### Instructions to follow
Make an exact copy of all the entries below, with the pictures left out.

### Dataset rows about figures
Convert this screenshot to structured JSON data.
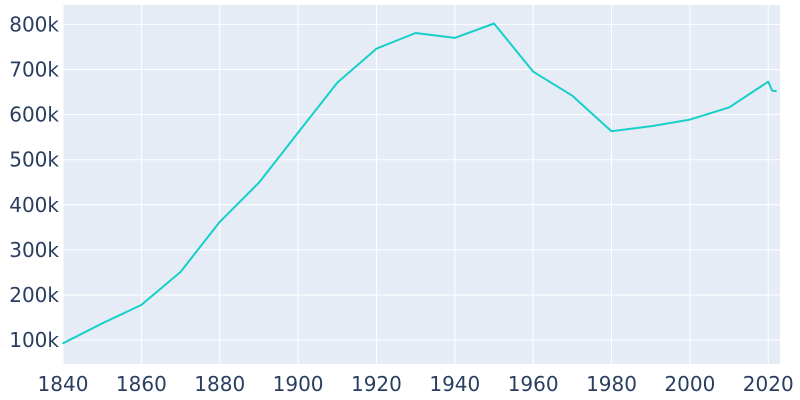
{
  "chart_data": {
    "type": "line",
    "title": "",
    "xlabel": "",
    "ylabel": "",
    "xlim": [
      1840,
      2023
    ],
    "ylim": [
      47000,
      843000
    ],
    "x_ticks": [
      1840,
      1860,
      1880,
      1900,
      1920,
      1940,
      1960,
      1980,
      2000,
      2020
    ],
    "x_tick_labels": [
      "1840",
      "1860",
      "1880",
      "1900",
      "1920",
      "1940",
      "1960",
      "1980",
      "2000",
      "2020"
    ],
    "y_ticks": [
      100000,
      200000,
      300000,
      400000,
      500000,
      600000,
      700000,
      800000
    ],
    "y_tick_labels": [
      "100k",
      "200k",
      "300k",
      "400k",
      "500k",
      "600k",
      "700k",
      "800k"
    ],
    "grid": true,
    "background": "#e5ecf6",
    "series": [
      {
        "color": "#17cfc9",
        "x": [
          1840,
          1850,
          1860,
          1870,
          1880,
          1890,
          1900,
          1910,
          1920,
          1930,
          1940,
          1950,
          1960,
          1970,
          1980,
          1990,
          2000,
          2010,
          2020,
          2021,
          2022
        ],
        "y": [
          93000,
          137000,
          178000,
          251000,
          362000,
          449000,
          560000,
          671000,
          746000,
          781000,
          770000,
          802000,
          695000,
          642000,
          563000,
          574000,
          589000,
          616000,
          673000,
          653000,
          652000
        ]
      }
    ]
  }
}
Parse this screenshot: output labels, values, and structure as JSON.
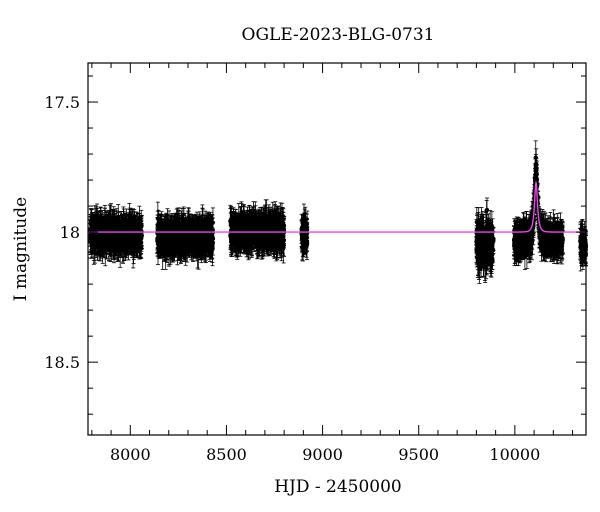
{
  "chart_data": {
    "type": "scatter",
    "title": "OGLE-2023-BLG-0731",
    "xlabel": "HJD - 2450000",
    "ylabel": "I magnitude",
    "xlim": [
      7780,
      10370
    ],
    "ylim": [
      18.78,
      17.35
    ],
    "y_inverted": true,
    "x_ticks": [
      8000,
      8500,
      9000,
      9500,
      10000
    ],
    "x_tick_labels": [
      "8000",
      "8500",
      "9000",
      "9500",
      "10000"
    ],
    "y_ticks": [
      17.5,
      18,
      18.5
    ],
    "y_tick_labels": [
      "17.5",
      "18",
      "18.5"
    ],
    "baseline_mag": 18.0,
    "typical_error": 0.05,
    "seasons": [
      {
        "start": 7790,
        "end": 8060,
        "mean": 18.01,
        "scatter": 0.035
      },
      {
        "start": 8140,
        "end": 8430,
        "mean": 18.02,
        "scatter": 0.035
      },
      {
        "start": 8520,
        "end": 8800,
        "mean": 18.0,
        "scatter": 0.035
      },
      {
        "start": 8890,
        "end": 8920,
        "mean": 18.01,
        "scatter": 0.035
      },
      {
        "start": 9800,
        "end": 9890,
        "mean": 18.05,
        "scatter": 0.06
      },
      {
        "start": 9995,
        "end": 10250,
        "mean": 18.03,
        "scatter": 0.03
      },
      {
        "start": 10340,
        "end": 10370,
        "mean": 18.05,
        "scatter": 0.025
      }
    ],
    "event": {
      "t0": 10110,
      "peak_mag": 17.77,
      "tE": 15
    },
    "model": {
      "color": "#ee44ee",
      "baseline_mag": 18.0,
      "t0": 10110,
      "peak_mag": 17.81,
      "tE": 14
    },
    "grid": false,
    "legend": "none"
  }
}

### Solved problem
Convert this screenshot to structured JSON data.
{
  "chart_data": {
    "type": "line",
    "title": "",
    "xlabel": "",
    "ylabel": "",
    "xlim": [
      1840,
      2023
    ],
    "ylim": [
      47000,
      843000
    ],
    "x_ticks": [
      1840,
      1860,
      1880,
      1900,
      1920,
      1940,
      1960,
      1980,
      2000,
      2020
    ],
    "x_tick_labels": [
      "1840",
      "1860",
      "1880",
      "1900",
      "1920",
      "1940",
      "1960",
      "1980",
      "2000",
      "2020"
    ],
    "y_ticks": [
      100000,
      200000,
      300000,
      400000,
      500000,
      600000,
      700000,
      800000
    ],
    "y_tick_labels": [
      "100k",
      "200k",
      "300k",
      "400k",
      "500k",
      "600k",
      "700k",
      "800k"
    ],
    "grid": true,
    "background": "#e5ecf6",
    "series": [
      {
        "color": "#17cfc9",
        "x": [
          1840,
          1850,
          1860,
          1870,
          1880,
          1890,
          1900,
          1910,
          1920,
          1930,
          1940,
          1950,
          1960,
          1970,
          1980,
          1990,
          2000,
          2010,
          2020,
          2021,
          2022
        ],
        "y": [
          93000,
          137000,
          178000,
          251000,
          362000,
          449000,
          560000,
          671000,
          746000,
          781000,
          770000,
          802000,
          695000,
          642000,
          563000,
          574000,
          589000,
          616000,
          673000,
          653000,
          652000
        ]
      }
    ]
  }
}
Parse this screenshot: output labels, values, and structure as JSON.
{
  "chart_data": {
    "type": "scatter",
    "title": "OGLE-2023-BLG-0731",
    "xlabel": "HJD - 2450000",
    "ylabel": "I magnitude",
    "xlim": [
      7780,
      10370
    ],
    "ylim": [
      18.78,
      17.35
    ],
    "y_inverted": true,
    "x_ticks": [
      8000,
      8500,
      9000,
      9500,
      10000
    ],
    "x_tick_labels": [
      "8000",
      "8500",
      "9000",
      "9500",
      "10000"
    ],
    "y_ticks": [
      17.5,
      18,
      18.5
    ],
    "y_tick_labels": [
      "17.5",
      "18",
      "18.5"
    ],
    "baseline_mag": 18.0,
    "typical_error": 0.05,
    "seasons": [
      {
        "start": 7790,
        "end": 8060,
        "mean": 18.01,
        "scatter": 0.035
      },
      {
        "start": 8140,
        "end": 8430,
        "mean": 18.02,
        "scatter": 0.035
      },
      {
        "start": 8520,
        "end": 8800,
        "mean": 18.0,
        "scatter": 0.035
      },
      {
        "start": 8890,
        "end": 8920,
        "mean": 18.01,
        "scatter": 0.035
      },
      {
        "start": 9800,
        "end": 9890,
        "mean": 18.05,
        "scatter": 0.06
      },
      {
        "start": 9995,
        "end": 10250,
        "mean": 18.03,
        "scatter": 0.03
      },
      {
        "start": 10340,
        "end": 10370,
        "mean": 18.05,
        "scatter": 0.025
      }
    ],
    "event": {
      "t0": 10110,
      "peak_mag": 17.77,
      "tE": 15
    },
    "model": {
      "color": "#ee44ee",
      "baseline_mag": 18.0,
      "t0": 10110,
      "peak_mag": 17.81,
      "tE": 14
    },
    "grid": false,
    "legend": "none"
  }
}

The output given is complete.